Repeat all the material exactly; pictures stay out of your copy.

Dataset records

-- BEGIN --

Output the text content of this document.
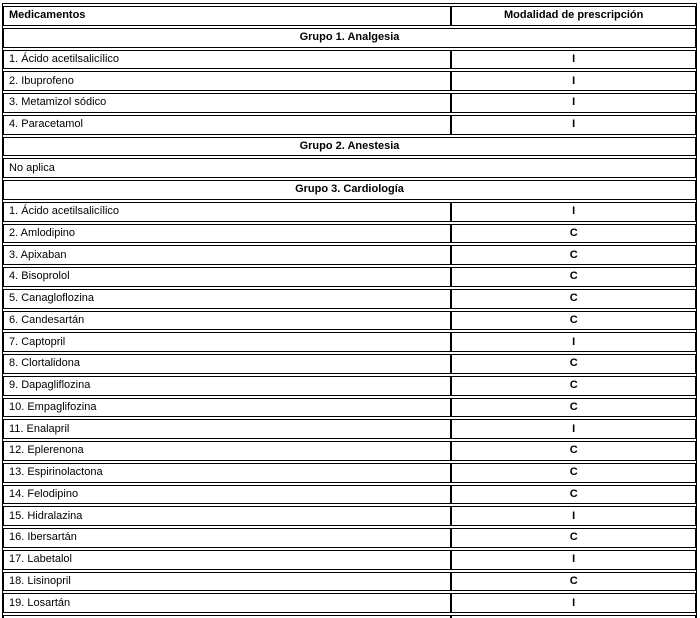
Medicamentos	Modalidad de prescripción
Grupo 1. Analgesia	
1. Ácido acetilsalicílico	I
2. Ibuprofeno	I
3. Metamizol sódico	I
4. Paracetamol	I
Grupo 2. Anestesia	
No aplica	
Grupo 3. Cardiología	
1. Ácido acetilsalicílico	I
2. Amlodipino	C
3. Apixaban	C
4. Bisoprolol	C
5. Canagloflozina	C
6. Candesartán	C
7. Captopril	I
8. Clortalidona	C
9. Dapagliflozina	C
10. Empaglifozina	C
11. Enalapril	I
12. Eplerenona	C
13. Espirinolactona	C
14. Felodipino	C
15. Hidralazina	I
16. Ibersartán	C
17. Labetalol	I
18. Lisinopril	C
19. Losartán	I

-- END --

Answer to the exercise:
Output the text content of this document.
Medicamentos	Modalidad de prescripción
Grupo 1. Analgesia	
1. Ácido acetilsalicílico	I
2. Ibuprofeno	I
3. Metamizol sódico	I
4. Paracetamol	I
Grupo 2. Anestesia	
No aplica	
Grupo 3. Cardiología	
1. Ácido acetilsalicílico	I
2. Amlodipino	C
3. Apixaban	C
4. Bisoprolol	C
5. Canagloflozina	C
6. Candesartán	C
7. Captopril	I
8. Clortalidona	C
9. Dapagliflozina	C
10. Empaglifozina	C
11. Enalapril	I
12. Eplerenona	C
13. Espirinolactona	C
14. Felodipino	C
15. Hidralazina	I
16. Ibersartán	C
17. Labetalol	I
18. Lisinopril	C
19. Losartán	I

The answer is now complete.